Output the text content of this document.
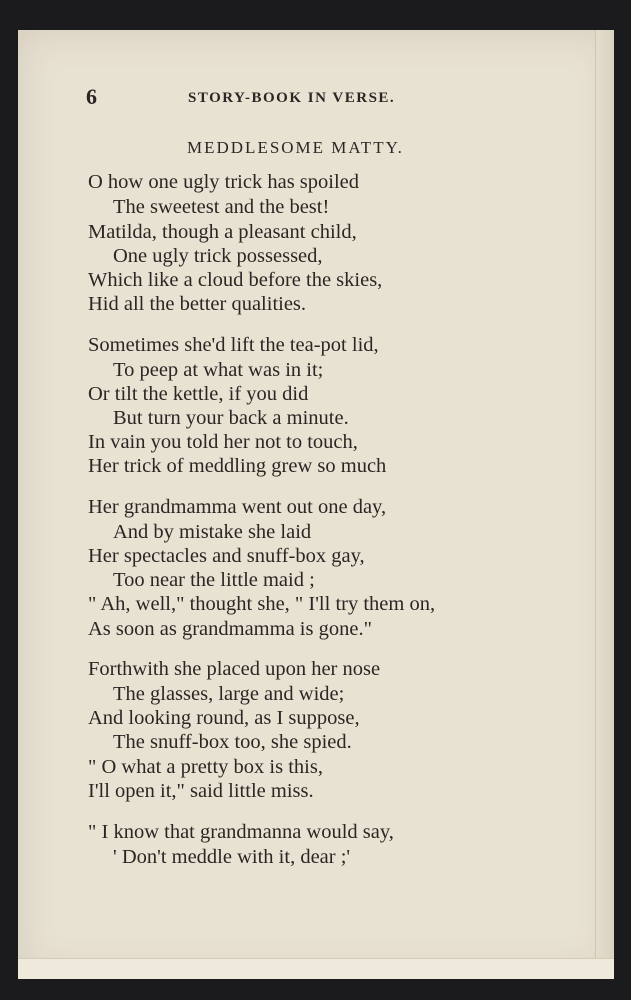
6	STORY-BOOK IN VERSE.
MEDDLESOME MATTY.
O how one ugly trick has spoiled
The sweetest and the best!
Matilda, though a pleasant child,
One ugly trick possessed,
Which like a cloud before the skies,
Hid all the better qualities.
Sometimes she'd lift the tea-pot lid,
To peep at what was in it;
Or tilt the kettle, if you did
But turn your back a minute.
In vain you told her not to touch,
Her trick of meddling grew so much
Her grandmamma went out one day,
And by mistake she laid
Her spectacles and snuff-box gay,
Too near the little maid ;
" Ah, well," thought she, " I'll try them on,
As soon as grandmamma is gone."
Forthwith she placed upon her nose
The glasses, large and wide;
And looking round, as I suppose,
The snuff-box too, she spied.
" O what a pretty box is this,
I'll open it," said little miss.
" I know that grandmanna would say,
' Don't meddle with it, dear ;'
──────────
## EXERCISE DETAILS:
Make an exact copy of the whole listing, but don't bring over any pictures.

## WRITTEN RESPONSE:
Output the text content of this document.
6	STORY-BOOK IN VERSE.
MEDDLESOME MATTY.
O how one ugly trick has spoiled
The sweetest and the best!
Matilda, though a pleasant child,
One ugly trick possessed,
Which like a cloud before the skies,
Hid all the better qualities.
Sometimes she'd lift the tea-pot lid,
To peep at what was in it;
Or tilt the kettle, if you did
But turn your back a minute.
In vain you told her not to touch,
Her trick of meddling grew so much
Her grandmamma went out one day,
And by mistake she laid
Her spectacles and snuff-box gay,
Too near the little maid ;
" Ah, well," thought she, " I'll try them on,
As soon as grandmamma is gone."
Forthwith she placed upon her nose
The glasses, large and wide;
And looking round, as I suppose,
The snuff-box too, she spied.
" O what a pretty box is this,
I'll open it," said little miss.
" I know that grandmanna would say,
' Don't meddle with it, dear ;'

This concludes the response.